=== Dataset entries ===

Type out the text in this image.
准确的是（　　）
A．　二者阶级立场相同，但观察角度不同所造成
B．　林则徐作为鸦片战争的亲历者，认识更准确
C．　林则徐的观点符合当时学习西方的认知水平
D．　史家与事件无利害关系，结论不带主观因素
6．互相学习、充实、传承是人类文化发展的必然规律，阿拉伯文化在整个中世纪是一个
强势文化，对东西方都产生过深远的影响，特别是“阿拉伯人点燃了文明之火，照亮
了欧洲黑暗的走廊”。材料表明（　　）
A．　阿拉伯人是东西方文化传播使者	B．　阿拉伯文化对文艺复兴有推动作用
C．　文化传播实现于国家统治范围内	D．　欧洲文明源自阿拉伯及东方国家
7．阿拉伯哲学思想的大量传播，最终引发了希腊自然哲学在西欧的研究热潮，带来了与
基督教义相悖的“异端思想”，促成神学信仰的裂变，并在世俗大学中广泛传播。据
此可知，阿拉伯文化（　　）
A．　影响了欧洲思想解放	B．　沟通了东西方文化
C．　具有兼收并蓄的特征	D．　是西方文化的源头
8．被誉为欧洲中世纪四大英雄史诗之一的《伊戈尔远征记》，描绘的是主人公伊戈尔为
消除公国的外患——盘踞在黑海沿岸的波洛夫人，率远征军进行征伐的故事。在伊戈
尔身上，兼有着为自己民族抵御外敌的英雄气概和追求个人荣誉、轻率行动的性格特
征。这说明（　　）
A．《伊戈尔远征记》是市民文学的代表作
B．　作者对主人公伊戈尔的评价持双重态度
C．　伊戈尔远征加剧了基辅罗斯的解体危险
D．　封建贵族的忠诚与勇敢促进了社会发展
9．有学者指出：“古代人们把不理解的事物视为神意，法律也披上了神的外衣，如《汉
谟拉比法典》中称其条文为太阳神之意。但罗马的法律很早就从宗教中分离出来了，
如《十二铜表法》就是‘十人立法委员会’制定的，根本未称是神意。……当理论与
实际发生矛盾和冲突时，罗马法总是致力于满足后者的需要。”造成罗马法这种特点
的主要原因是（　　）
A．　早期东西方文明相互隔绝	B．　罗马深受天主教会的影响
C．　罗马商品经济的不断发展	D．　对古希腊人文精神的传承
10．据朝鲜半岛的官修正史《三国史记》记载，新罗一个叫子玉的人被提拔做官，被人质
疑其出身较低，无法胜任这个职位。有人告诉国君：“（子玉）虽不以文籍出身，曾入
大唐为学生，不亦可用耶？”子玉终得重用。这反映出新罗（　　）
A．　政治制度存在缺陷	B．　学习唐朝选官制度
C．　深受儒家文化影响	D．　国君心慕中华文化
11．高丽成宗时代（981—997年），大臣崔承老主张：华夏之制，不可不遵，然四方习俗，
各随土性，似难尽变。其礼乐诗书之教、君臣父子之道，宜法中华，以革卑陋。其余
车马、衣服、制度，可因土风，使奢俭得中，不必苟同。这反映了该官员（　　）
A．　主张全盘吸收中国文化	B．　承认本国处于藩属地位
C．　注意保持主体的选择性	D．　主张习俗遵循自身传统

===

**What to do**: Recite the full listing above exactly.

**Solution for this problem**:
Type out the text in this image.
准确的是（　　）
A．　二者阶级立场相同，但观察角度不同所造成
B．　林则徐作为鸦片战争的亲历者，认识更准确
C．　林则徐的观点符合当时学习西方的认知水平
D．　史家与事件无利害关系，结论不带主观因素
6．互相学习、充实、传承是人类文化发展的必然规律，阿拉伯文化在整个中世纪是一个
强势文化，对东西方都产生过深远的影响，特别是“阿拉伯人点燃了文明之火，照亮
了欧洲黑暗的走廊”。材料表明（　　）
A．　阿拉伯人是东西方文化传播使者	B．　阿拉伯文化对文艺复兴有推动作用
C．　文化传播实现于国家统治范围内	D．　欧洲文明源自阿拉伯及东方国家
7．阿拉伯哲学思想的大量传播，最终引发了希腊自然哲学在西欧的研究热潮，带来了与
基督教义相悖的“异端思想”，促成神学信仰的裂变，并在世俗大学中广泛传播。据
此可知，阿拉伯文化（　　）
A．　影响了欧洲思想解放	B．　沟通了东西方文化
C．　具有兼收并蓄的特征	D．　是西方文化的源头
8．被誉为欧洲中世纪四大英雄史诗之一的《伊戈尔远征记》，描绘的是主人公伊戈尔为
消除公国的外患——盘踞在黑海沿岸的波洛夫人，率远征军进行征伐的故事。在伊戈
尔身上，兼有着为自己民族抵御外敌的英雄气概和追求个人荣誉、轻率行动的性格特
征。这说明（　　）
A．《伊戈尔远征记》是市民文学的代表作
B．　作者对主人公伊戈尔的评价持双重态度
C．　伊戈尔远征加剧了基辅罗斯的解体危险
D．　封建贵族的忠诚与勇敢促进了社会发展
9．有学者指出：“古代人们把不理解的事物视为神意，法律也披上了神的外衣，如《汉
谟拉比法典》中称其条文为太阳神之意。但罗马的法律很早就从宗教中分离出来了，
如《十二铜表法》就是‘十人立法委员会’制定的，根本未称是神意。……当理论与
实际发生矛盾和冲突时，罗马法总是致力于满足后者的需要。”造成罗马法这种特点
的主要原因是（　　）
A．　早期东西方文明相互隔绝	B．　罗马深受天主教会的影响
C．　罗马商品经济的不断发展	D．　对古希腊人文精神的传承
10．据朝鲜半岛的官修正史《三国史记》记载，新罗一个叫子玉的人被提拔做官，被人质
疑其出身较低，无法胜任这个职位。有人告诉国君：“（子玉）虽不以文籍出身，曾入
大唐为学生，不亦可用耶？”子玉终得重用。这反映出新罗（　　）
A．　政治制度存在缺陷	B．　学习唐朝选官制度
C．　深受儒家文化影响	D．　国君心慕中华文化
11．高丽成宗时代（981—997年），大臣崔承老主张：华夏之制，不可不遵，然四方习俗，
各随土性，似难尽变。其礼乐诗书之教、君臣父子之道，宜法中华，以革卑陋。其余
车马、衣服、制度，可因土风，使奢俭得中，不必苟同。这反映了该官员（　　）
A．　主张全盘吸收中国文化	B．　承认本国处于藩属地位
C．　注意保持主体的选择性	D．　主张习俗遵循自身传统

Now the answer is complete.